Input for this task:
↓

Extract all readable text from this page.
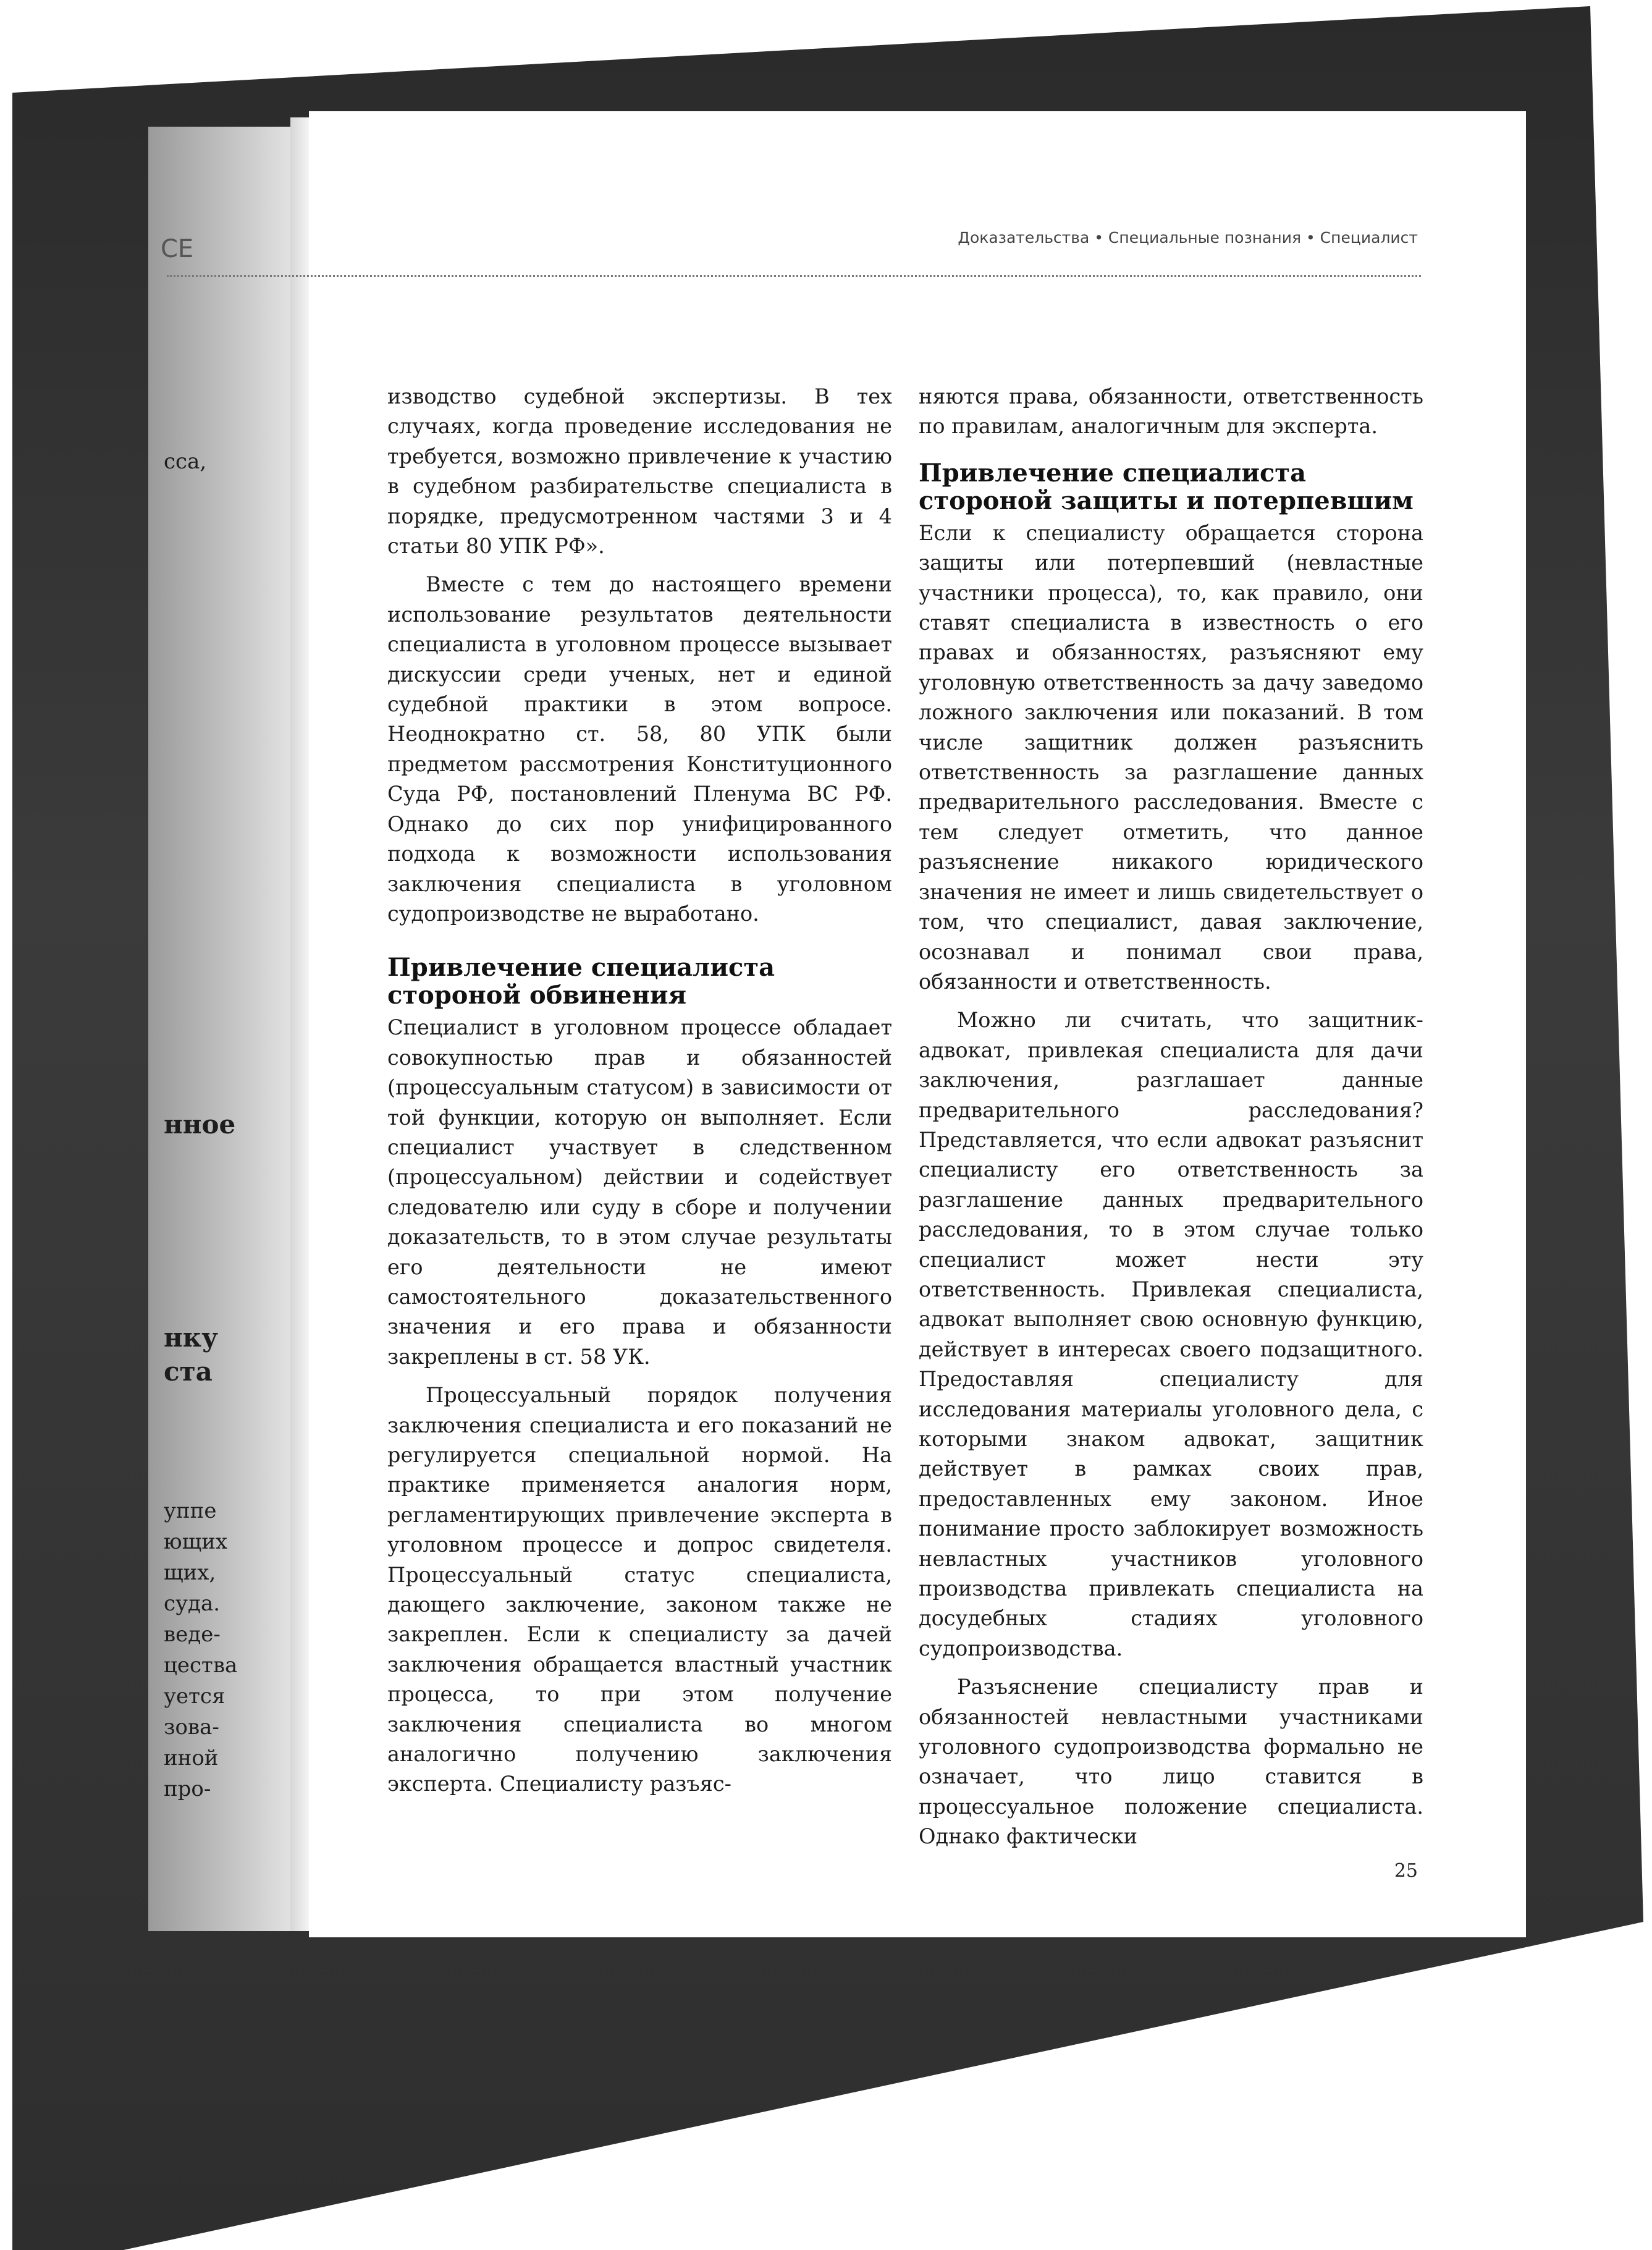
CE
сса,
нное
нку
ста
уппе
ющих
щих,
суда.
веде-
цества
уется
зова-
иной
про-
Доказательства • Специальные познания • Специалист

изводство судебной экспертизы. В тех случаях, когда проведение исследования не требуется, возможно привлечение к участию в судебном разбирательстве специалиста в порядке, предусмотренном частями 3 и 4 статьи 80 УПК РФ».

Вместе с тем до настоящего времени использование результатов деятельности специалиста в уголовном процессе вызывает дискуссии среди ученых, нет и единой судебной практики в этом вопросе. Неоднократно ст. 58, 80 УПК были предметом рассмотрения Конституционного Суда РФ, постановлений Пленума ВС РФ. Однако до сих пор унифицированного подхода к возможности использования заключения специалиста в уголовном судопроизводстве не выработано.

Привлечение специалиста стороной обвинения

Специалист в уголовном процессе обладает совокупностью прав и обязанностей (процессуальным статусом) в зависимости от той функции, которую он выполняет. Если специалист участвует в следственном (процессуальном) действии и содействует следователю или суду в сборе и получении доказательств, то в этом случае результаты его деятельности не имеют самостоятельного доказательственного значения и его права и обязанности закреплены в ст. 58 УК.

Процессуальный порядок получения заключения специалиста и его показаний не регулируется специальной нормой. На практике применяется аналогия норм, регламентирующих привлечение эксперта в уголовном процессе и допрос свидетеля. Процессуальный статус специалиста, дающего заключение, законом также не закреплен. Если к специалисту за дачей заключения обращается властный участник процесса, то при этом получение заключения специалиста во многом аналогично получению заключения эксперта. Специалисту разъяс-

няются права, обязанности, ответственность по правилам, аналогичным для эксперта.

Привлечение специалиста стороной защиты и потерпевшим

Если к специалисту обращается сторона защиты или потерпевший (невластные участники процесса), то, как правило, они ставят специалиста в известность о его правах и обязанностях, разъясняют ему уголовную ответственность за дачу заведомо ложного заключения или показаний. В том числе защитник должен разъяснить ответственность за разглашение данных предварительного расследования. Вместе с тем следует отметить, что данное разъяснение никакого юридического значения не имеет и лишь свидетельствует о том, что специалист, давая заключение, осознавал и понимал свои права, обязанности и ответственность.

Можно ли считать, что защитник-адвокат, привлекая специалиста для дачи заключения, разглашает данные предварительного расследования? Представляется, что если адвокат разъяснит специалисту его ответственность за разглашение данных предварительного расследования, то в этом случае только специалист может нести эту ответственность. Привлекая специалиста, адвокат выполняет свою основную функцию, действует в интересах своего подзащитного. Предоставляя специалисту для исследования материалы уголовного дела, с которыми знаком адвокат, защитник действует в рамках своих прав, предоставленных ему законом. Иное понимание просто заблокирует возможность невластных участников уголовного производства привлекать специалиста на досудебных стадиях уголовного судопроизводства.

Разъяснение специалисту прав и обязанностей невластными участниками уголовного судопроизводства формально не означает, что лицо ставится в процессуальное положение специалиста. Однако фактически

25
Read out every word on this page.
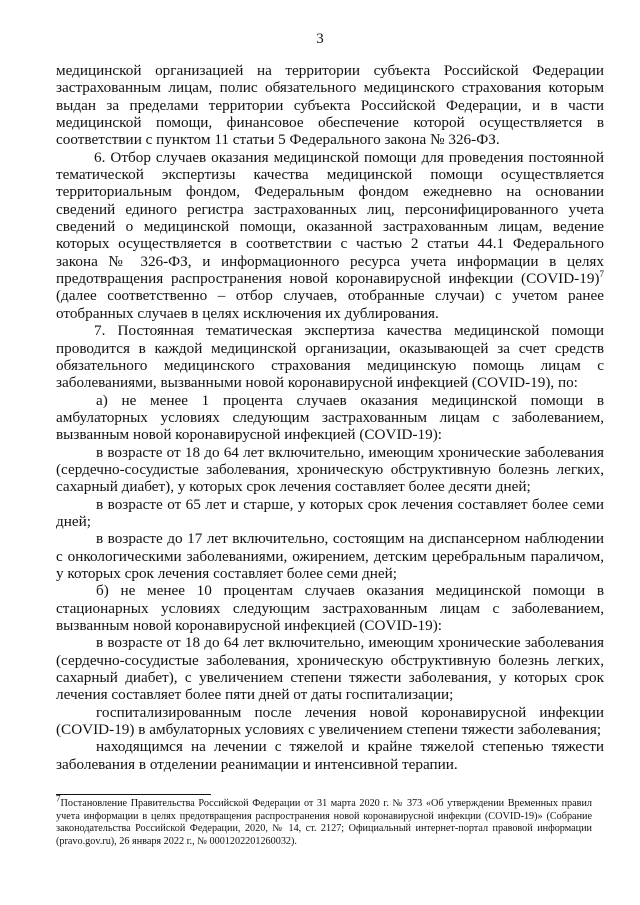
3

медицинской организацией на территории субъекта Российской Федерации застрахованным лицам, полис обязательного медицинского страхования которым выдан за пределами территории субъекта Российской Федерации, и в части медицинской помощи, финансовое обеспечение которой осуществляется в соответствии с пунктом 11 статьи 5 Федерального закона № 326-ФЗ.

6. Отбор случаев оказания медицинской помощи для проведения постоянной тематической экспертизы качества медицинской помощи осуществляется территориальным фондом, Федеральным фондом ежедневно на основании сведений единого регистра застрахованных лиц, персонифицированного учета сведений о медицинской помощи, оказанной застрахованным лицам, ведение которых осуществляется в соответствии с частью 2 статьи 44.1 Федерального закона № 326-ФЗ, и информационного ресурса учета информации в целях предотвращения распространения новой коронавирусной инфекции (COVID-19)$^7$ (далее соответственно – отбор случаев, отобранные случаи) с учетом ранее отобранных случаев в целях исключения их дублирования.

7. Постоянная тематическая экспертиза качества медицинской помощи проводится в каждой медицинской организации, оказывающей за счет средств обязательного медицинского страхования медицинскую помощь лицам с заболеваниями, вызванными новой коронавирусной инфекцией (COVID-19), по:

а) не менее 1 процента случаев оказания медицинской помощи в амбулаторных условиях следующим застрахованным лицам с заболеванием, вызванным новой коронавирусной инфекцией (COVID-19):

в возрасте от 18 до 64 лет включительно, имеющим хронические заболевания (сердечно-сосудистые заболевания, хроническую обструктивную болезнь легких, сахарный диабет), у которых срок лечения составляет более десяти дней;

в возрасте от 65 лет и старше, у которых срок лечения составляет более семи дней;

в возрасте до 17 лет включительно, состоящим на диспансерном наблюдении с онкологическими заболеваниями, ожирением, детским церебральным параличом, у которых срок лечения составляет более семи дней;

б) не менее 10 процентам случаев оказания медицинской помощи в стационарных условиях следующим застрахованным лицам с заболеванием, вызванным новой коронавирусной инфекцией (COVID-19):

в возрасте от 18 до 64 лет включительно, имеющим хронические заболевания (сердечно-сосудистые заболевания, хроническую обструктивную болезнь легких, сахарный диабет), с увеличением степени тяжести заболевания, у которых срок лечения составляет более пяти дней от даты госпитализации;

госпитализированным после лечения новой коронавирусной инфекции (COVID-19) в амбулаторных условиях с увеличением степени тяжести заболевания;

находящимся на лечении с тяжелой и крайне тяжелой степенью тяжести заболевания в отделении реанимации и интенсивной терапии.

$^7$Постановление Правительства Российской Федерации от 31 марта 2020 г. № 373 «Об утверждении Временных правил учета информации в целях предотвращения распространения новой коронавирусной инфекции (COVID-19)» (Собрание законодательства Российской Федерации, 2020, № 14, ст. 2127; Официальный интернет-портал правовой информации (pravo.gov.ru), 26 января 2022 г., № 0001202201260032).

↑

Directions: Which lines above hold the word "хронические"? Copy each of them.

Correct response:
в возрасте от 18 до 64 лет включительно, имеющим хронические заболевания (сердечно-сосудистые заболевания, хроническую обструктивную болезнь легких, сахарный диабет), у которых срок лечения составляет более десяти дней;
в возрасте от 18 до 64 лет включительно, имеющим хронические заболевания (сердечно-сосудистые заболевания, хроническую обструктивную болезнь легких, сахарный диабет), с увеличением степени тяжести заболевания, у которых срок лечения составляет более пяти дней от даты госпитализации;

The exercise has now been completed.